→ THE TASK
Copy out the entries in full and with complete accuracy; pictures are excluded.

(Collection entries)
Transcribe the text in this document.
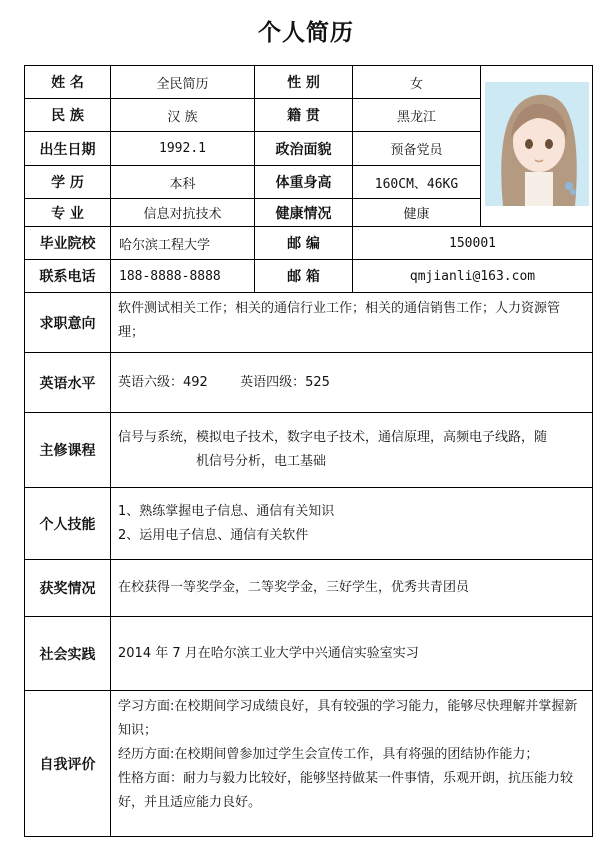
个人简历
姓 名	全民简历	性 别	女	
民 族	汉 族	籍 贯	黑龙江	
出生日期	1992.1	政治面貌	预备党员	
学 历	本科	体重身高	160CM、46KG	
专 业	信息对抗技术	健康情况	健康	
毕业院校	哈尔滨工程大学	邮 编	150001	
联系电话	188-8888-8888	邮 箱	qmjianli@163.com	
求职意向	软件测试相关工作；相关的通信行业工作；相关的通信销售工作；人力资源管理；			
英语水平	英语六级：492 英语四级：525			
主修课程	信号与系统，模拟电子技术，数字电子技术，通信原理，高频电子线路，随
机信号分析，电工基础			

个人技能	1、熟练掌握电子信息、通信有关知识
2、运用电子信息、通信有关软件			

获奖情况	在校获得一等奖学金，二等奖学金，三好学生，优秀共青团员			
社会实践	2014 年 7 月在哈尔滨工业大学中兴通信实验室实习			
自我评价	学习方面:在校期间学习成绩良好，具有较强的学习能力，能够尽快理解并掌握新知识；
经历方面:在校期间曾参加过学生会宣传工作，具有将强的团结协作能力；
性格方面：耐力与毅力比较好，能够坚持做某一件事情，乐观开朗，抗压能力较好，并且适应能力良好。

→ ANSWER TO THIS EXERCISE
Transcribe the text in this document.
个人简历
姓 名	全民简历	性 别	女	
民 族	汉 族	籍 贯	黑龙江	
出生日期	1992.1	政治面貌	预备党员	
学 历	本科	体重身高	160CM、46KG	
专 业	信息对抗技术	健康情况	健康	
毕业院校	哈尔滨工程大学	邮 编	150001	
联系电话	188-8888-8888	邮 箱	qmjianli@163.com	
求职意向	软件测试相关工作；相关的通信行业工作；相关的通信销售工作；人力资源管理；			
英语水平	英语六级：492 英语四级：525			
主修课程	信号与系统，模拟电子技术，数字电子技术，通信原理，高频电子线路，随
机信号分析，电工基础			

个人技能	1、熟练掌握电子信息、通信有关知识
2、运用电子信息、通信有关软件			

获奖情况	在校获得一等奖学金，二等奖学金，三好学生，优秀共青团员			
社会实践	2014 年 7 月在哈尔滨工业大学中兴通信实验室实习			
自我评价	学习方面:在校期间学习成绩良好，具有较强的学习能力，能够尽快理解并掌握新知识；
经历方面:在校期间曾参加过学生会宣传工作，具有将强的团结协作能力；
性格方面：耐力与毅力比较好，能够坚持做某一件事情，乐观开朗，抗压能力较好，并且适应能力良好。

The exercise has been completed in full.